WORK TO DO: Print every line of the listing exactly, please.

○ ○ ○

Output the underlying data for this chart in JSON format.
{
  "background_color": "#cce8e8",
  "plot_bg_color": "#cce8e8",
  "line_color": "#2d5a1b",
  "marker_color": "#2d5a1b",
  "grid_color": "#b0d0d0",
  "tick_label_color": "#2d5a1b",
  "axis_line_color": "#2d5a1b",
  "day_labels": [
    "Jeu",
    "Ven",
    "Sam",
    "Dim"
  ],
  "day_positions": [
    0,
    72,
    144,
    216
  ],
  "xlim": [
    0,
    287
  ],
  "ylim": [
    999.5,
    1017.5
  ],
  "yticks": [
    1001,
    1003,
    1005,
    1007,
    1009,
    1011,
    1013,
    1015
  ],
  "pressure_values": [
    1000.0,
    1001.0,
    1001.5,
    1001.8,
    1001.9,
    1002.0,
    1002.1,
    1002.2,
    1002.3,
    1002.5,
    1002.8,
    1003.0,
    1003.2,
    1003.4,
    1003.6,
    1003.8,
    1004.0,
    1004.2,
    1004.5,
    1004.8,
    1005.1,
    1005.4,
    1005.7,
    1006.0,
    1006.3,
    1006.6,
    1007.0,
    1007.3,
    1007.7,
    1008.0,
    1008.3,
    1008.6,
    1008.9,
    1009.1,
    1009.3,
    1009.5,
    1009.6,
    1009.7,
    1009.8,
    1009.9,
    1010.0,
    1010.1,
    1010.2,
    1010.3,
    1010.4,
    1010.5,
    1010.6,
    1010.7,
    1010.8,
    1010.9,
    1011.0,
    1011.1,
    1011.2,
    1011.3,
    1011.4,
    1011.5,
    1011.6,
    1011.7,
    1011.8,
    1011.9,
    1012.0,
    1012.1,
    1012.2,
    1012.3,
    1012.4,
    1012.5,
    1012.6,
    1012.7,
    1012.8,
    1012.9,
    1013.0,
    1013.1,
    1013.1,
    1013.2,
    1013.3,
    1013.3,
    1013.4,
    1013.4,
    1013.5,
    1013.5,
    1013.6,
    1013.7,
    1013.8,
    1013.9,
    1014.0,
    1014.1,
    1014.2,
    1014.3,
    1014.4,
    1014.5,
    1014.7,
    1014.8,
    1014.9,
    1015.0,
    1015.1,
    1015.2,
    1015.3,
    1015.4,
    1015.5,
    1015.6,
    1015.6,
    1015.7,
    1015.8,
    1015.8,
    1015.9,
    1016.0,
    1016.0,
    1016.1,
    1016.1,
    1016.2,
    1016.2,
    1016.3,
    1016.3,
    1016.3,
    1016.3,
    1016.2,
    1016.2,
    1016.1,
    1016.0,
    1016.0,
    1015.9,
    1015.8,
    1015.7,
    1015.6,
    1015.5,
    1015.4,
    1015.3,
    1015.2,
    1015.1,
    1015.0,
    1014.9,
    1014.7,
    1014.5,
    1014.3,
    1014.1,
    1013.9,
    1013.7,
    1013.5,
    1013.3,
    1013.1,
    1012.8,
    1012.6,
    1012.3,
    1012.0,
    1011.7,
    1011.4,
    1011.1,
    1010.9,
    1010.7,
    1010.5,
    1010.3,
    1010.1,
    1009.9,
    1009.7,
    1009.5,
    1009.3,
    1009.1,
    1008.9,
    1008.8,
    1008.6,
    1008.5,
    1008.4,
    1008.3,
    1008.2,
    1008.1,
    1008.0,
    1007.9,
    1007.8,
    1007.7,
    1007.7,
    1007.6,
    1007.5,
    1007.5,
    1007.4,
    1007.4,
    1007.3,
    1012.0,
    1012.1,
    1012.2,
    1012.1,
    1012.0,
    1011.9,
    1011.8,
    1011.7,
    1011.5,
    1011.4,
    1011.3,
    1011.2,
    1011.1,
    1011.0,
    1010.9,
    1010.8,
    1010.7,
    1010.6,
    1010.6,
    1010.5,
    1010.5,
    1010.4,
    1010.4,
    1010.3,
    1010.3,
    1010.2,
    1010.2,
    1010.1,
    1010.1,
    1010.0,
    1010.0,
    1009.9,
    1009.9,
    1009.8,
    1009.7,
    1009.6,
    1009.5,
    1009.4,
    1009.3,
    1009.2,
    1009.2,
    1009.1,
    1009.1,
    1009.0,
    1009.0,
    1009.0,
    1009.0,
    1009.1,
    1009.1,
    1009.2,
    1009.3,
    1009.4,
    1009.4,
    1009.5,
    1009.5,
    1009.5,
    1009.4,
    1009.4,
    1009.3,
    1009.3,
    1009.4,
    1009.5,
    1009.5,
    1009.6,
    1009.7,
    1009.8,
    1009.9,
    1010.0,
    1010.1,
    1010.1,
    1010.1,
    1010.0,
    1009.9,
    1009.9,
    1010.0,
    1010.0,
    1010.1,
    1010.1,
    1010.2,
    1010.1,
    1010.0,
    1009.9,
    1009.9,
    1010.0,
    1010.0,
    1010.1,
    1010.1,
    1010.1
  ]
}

○ ○ ○

WRITTEN REPLY:
Output the underlying data for this chart in JSON format.
{
  "background_color": "#cce8e8",
  "plot_bg_color": "#cce8e8",
  "line_color": "#2d5a1b",
  "marker_color": "#2d5a1b",
  "grid_color": "#b0d0d0",
  "tick_label_color": "#2d5a1b",
  "axis_line_color": "#2d5a1b",
  "day_labels": [
    "Jeu",
    "Ven",
    "Sam",
    "Dim"
  ],
  "day_positions": [
    0,
    72,
    144,
    216
  ],
  "xlim": [
    0,
    287
  ],
  "ylim": [
    999.5,
    1017.5
  ],
  "yticks": [
    1001,
    1003,
    1005,
    1007,
    1009,
    1011,
    1013,
    1015
  ],
  "pressure_values": [
    1000.0,
    1001.0,
    1001.5,
    1001.8,
    1001.9,
    1002.0,
    1002.1,
    1002.2,
    1002.3,
    1002.5,
    1002.8,
    1003.0,
    1003.2,
    1003.4,
    1003.6,
    1003.8,
    1004.0,
    1004.2,
    1004.5,
    1004.8,
    1005.1,
    1005.4,
    1005.7,
    1006.0,
    1006.3,
    1006.6,
    1007.0,
    1007.3,
    1007.7,
    1008.0,
    1008.3,
    1008.6,
    1008.9,
    1009.1,
    1009.3,
    1009.5,
    1009.6,
    1009.7,
    1009.8,
    1009.9,
    1010.0,
    1010.1,
    1010.2,
    1010.3,
    1010.4,
    1010.5,
    1010.6,
    1010.7,
    1010.8,
    1010.9,
    1011.0,
    1011.1,
    1011.2,
    1011.3,
    1011.4,
    1011.5,
    1011.6,
    1011.7,
    1011.8,
    1011.9,
    1012.0,
    1012.1,
    1012.2,
    1012.3,
    1012.4,
    1012.5,
    1012.6,
    1012.7,
    1012.8,
    1012.9,
    1013.0,
    1013.1,
    1013.1,
    1013.2,
    1013.3,
    1013.3,
    1013.4,
    1013.4,
    1013.5,
    1013.5,
    1013.6,
    1013.7,
    1013.8,
    1013.9,
    1014.0,
    1014.1,
    1014.2,
    1014.3,
    1014.4,
    1014.5,
    1014.7,
    1014.8,
    1014.9,
    1015.0,
    1015.1,
    1015.2,
    1015.3,
    1015.4,
    1015.5,
    1015.6,
    1015.6,
    1015.7,
    1015.8,
    1015.8,
    1015.9,
    1016.0,
    1016.0,
    1016.1,
    1016.1,
    1016.2,
    1016.2,
    1016.3,
    1016.3,
    1016.3,
    1016.3,
    1016.2,
    1016.2,
    1016.1,
    1016.0,
    1016.0,
    1015.9,
    1015.8,
    1015.7,
    1015.6,
    1015.5,
    1015.4,
    1015.3,
    1015.2,
    1015.1,
    1015.0,
    1014.9,
    1014.7,
    1014.5,
    1014.3,
    1014.1,
    1013.9,
    1013.7,
    1013.5,
    1013.3,
    1013.1,
    1012.8,
    1012.6,
    1012.3,
    1012.0,
    1011.7,
    1011.4,
    1011.1,
    1010.9,
    1010.7,
    1010.5,
    1010.3,
    1010.1,
    1009.9,
    1009.7,
    1009.5,
    1009.3,
    1009.1,
    1008.9,
    1008.8,
    1008.6,
    1008.5,
    1008.4,
    1008.3,
    1008.2,
    1008.1,
    1008.0,
    1007.9,
    1007.8,
    1007.7,
    1007.7,
    1007.6,
    1007.5,
    1007.5,
    1007.4,
    1007.4,
    1007.3,
    1012.0,
    1012.1,
    1012.2,
    1012.1,
    1012.0,
    1011.9,
    1011.8,
    1011.7,
    1011.5,
    1011.4,
    1011.3,
    1011.2,
    1011.1,
    1011.0,
    1010.9,
    1010.8,
    1010.7,
    1010.6,
    1010.6,
    1010.5,
    1010.5,
    1010.4,
    1010.4,
    1010.3,
    1010.3,
    1010.2,
    1010.2,
    1010.1,
    1010.1,
    1010.0,
    1010.0,
    1009.9,
    1009.9,
    1009.8,
    1009.7,
    1009.6,
    1009.5,
    1009.4,
    1009.3,
    1009.2,
    1009.2,
    1009.1,
    1009.1,
    1009.0,
    1009.0,
    1009.0,
    1009.0,
    1009.1,
    1009.1,
    1009.2,
    1009.3,
    1009.4,
    1009.4,
    1009.5,
    1009.5,
    1009.5,
    1009.4,
    1009.4,
    1009.3,
    1009.3,
    1009.4,
    1009.5,
    1009.5,
    1009.6,
    1009.7,
    1009.8,
    1009.9,
    1010.0,
    1010.1,
    1010.1,
    1010.1,
    1010.0,
    1009.9,
    1009.9,
    1010.0,
    1010.0,
    1010.1,
    1010.1,
    1010.2,
    1010.1,
    1010.0,
    1009.9,
    1009.9,
    1010.0,
    1010.0,
    1010.1,
    1010.1,
    1010.1
  ]
}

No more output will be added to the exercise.